- DATASET CONTENT
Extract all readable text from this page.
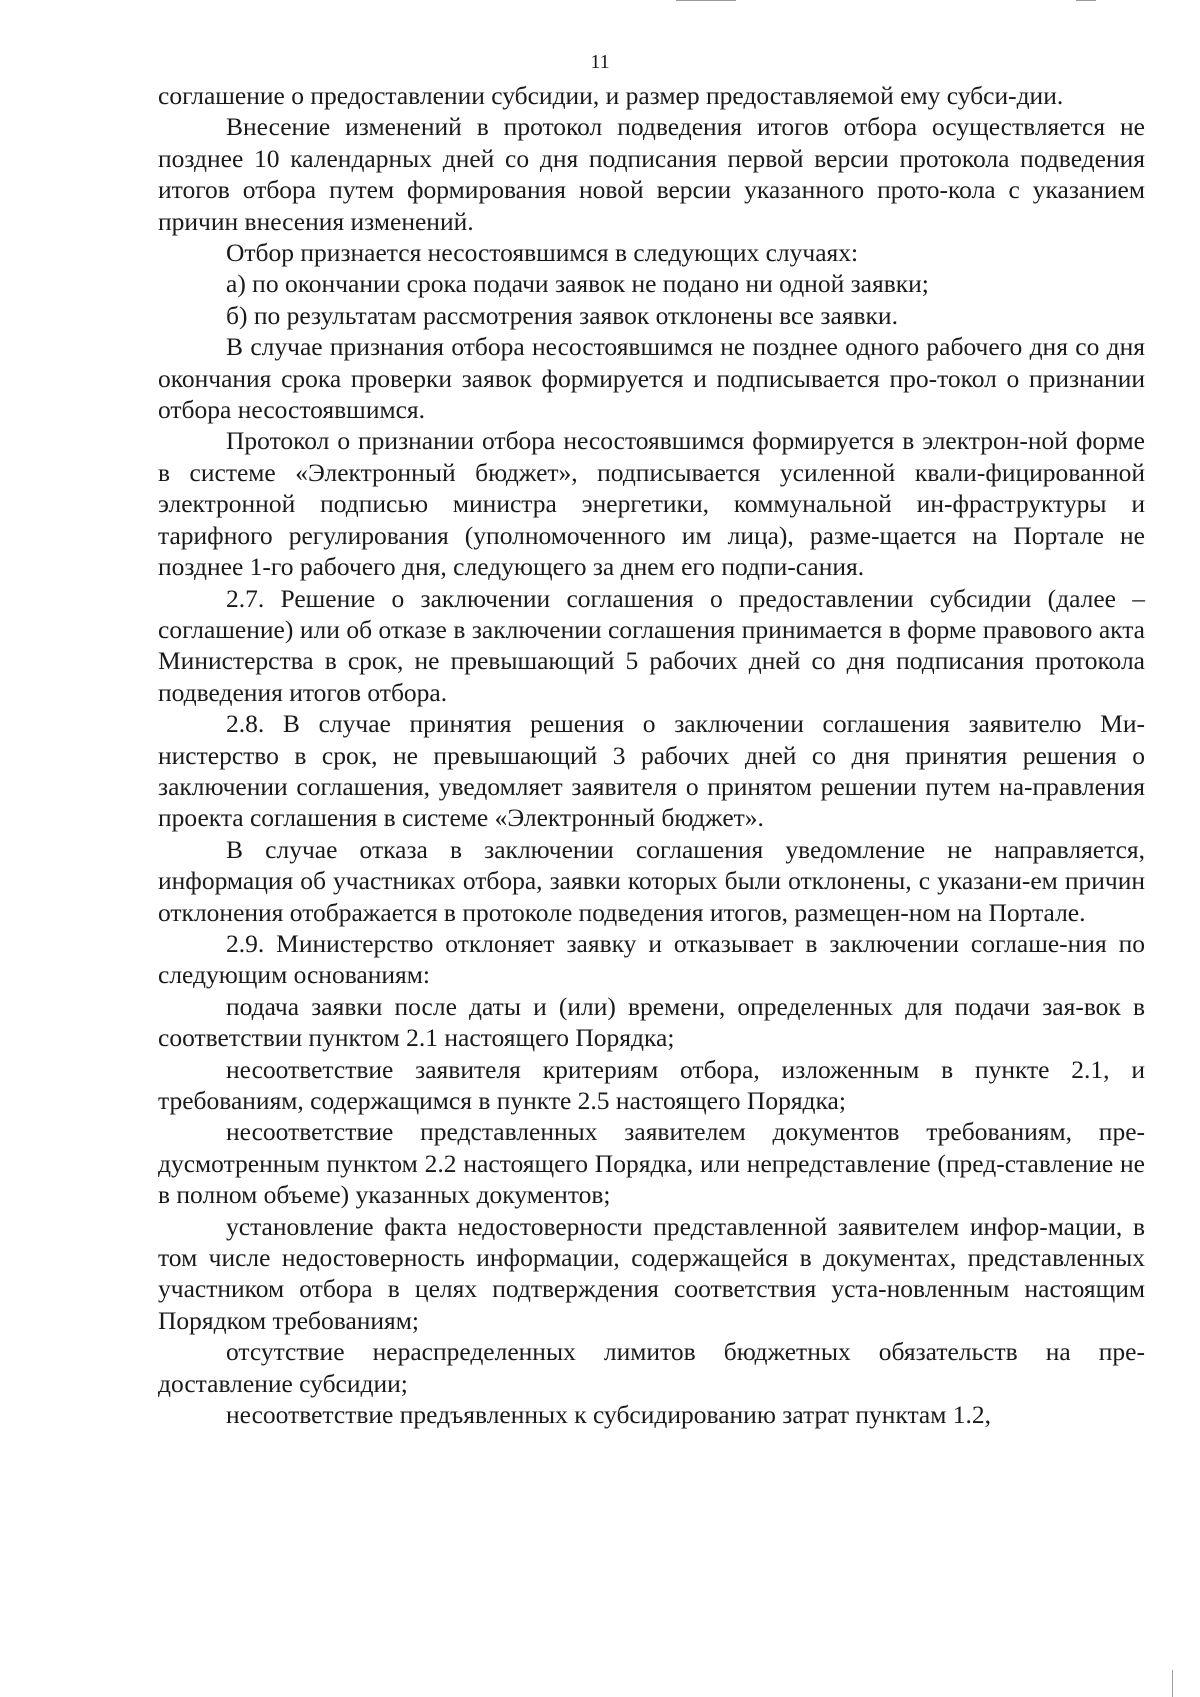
11

соглашение о предоставлении субсидии, и размер предоставляемой ему субси-дии.

Внесение изменений в протокол подведения итогов отбора осуществляется не позднее 10 календарных дней со дня подписания первой версии протокола подведения итогов отбора путем формирования новой версии указанного прото-кола с указанием причин внесения изменений.

Отбор признается несостоявшимся в следующих случаях:

а) по окончании срока подачи заявок не подано ни одной заявки;

б) по результатам рассмотрения заявок отклонены все заявки.

В случае признания отбора несостоявшимся не позднее одного рабочего дня со дня окончания срока проверки заявок формируется и подписывается про-токол о признании отбора несостоявшимся.

Протокол о признании отбора несостоявшимся формируется в электрон-ной форме в системе «Электронный бюджет», подписывается усиленной квали-фицированной электронной подписью министра энергетики, коммунальной ин-фраструктуры и тарифного регулирования (уполномоченного им лица), разме-щается на Портале не позднее 1-го рабочего дня, следующего за днем его подпи-сания.

2.7. Решение о заключении соглашения о предоставлении субсидии (далее – соглашение) или об отказе в заключении соглашения принимается в форме правового акта Министерства в срок, не превышающий 5 рабочих дней со дня подписания протокола подведения итогов отбора.

2.8. В случае принятия решения о заключении соглашения заявителю Ми-нистерство в срок, не превышающий 3 рабочих дней со дня принятия решения о заключении соглашения, уведомляет заявителя о принятом решении путем на-правления проекта соглашения в системе «Электронный бюджет».

В случае отказа в заключении соглашения уведомление не направляется, информация об участниках отбора, заявки которых были отклонены, с указани-ем причин отклонения отображается в протоколе подведения итогов, размещен-ном на Портале.

2.9. Министерство отклоняет заявку и отказывает в заключении соглаше-ния по следующим основаниям:

подача заявки после даты и (или) времени, определенных для подачи зая-вок в соответствии пунктом 2.1 настоящего Порядка;

несоответствие заявителя критериям отбора, изложенным в пункте 2.1, и требованиям, содержащимся в пункте 2.5 настоящего Порядка;

несоответствие представленных заявителем документов требованиям, пре-дусмотренным пунктом 2.2 настоящего Порядка, или непредставление (пред-ставление не в полном объеме) указанных документов;

установление факта недостоверности представленной заявителем инфор-мации, в том числе недостоверность информации, содержащейся в документах, представленных участником отбора в целях подтверждения соответствия уста-новленным настоящим Порядком требованиям;

отсутствие нераспределенных лимитов бюджетных обязательств на пре-доставление субсидии;

несоответствие предъявленных к субсидированию затрат пунктам 1.2,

- YOUR TASK
Copy out every line in the listing where the word "формируется" appears.

- SOLVED EXERCISE
В случае признания отбора несостоявшимся не позднее одного рабочего дня со дня окончания срока проверки заявок формируется и подписывается про-токол о признании отбора несостоявшимся.
Протокол о признании отбора несостоявшимся формируется в электрон-ной форме в системе «Электронный бюджет», подписывается усиленной квали-фицированной электронной подписью министра энергетики, коммунальной ин-фраструктуры и тарифного регулирования (уполномоченного им лица), разме-щается на Портале не позднее 1-го рабочего дня, следующего за днем его подпи-сания.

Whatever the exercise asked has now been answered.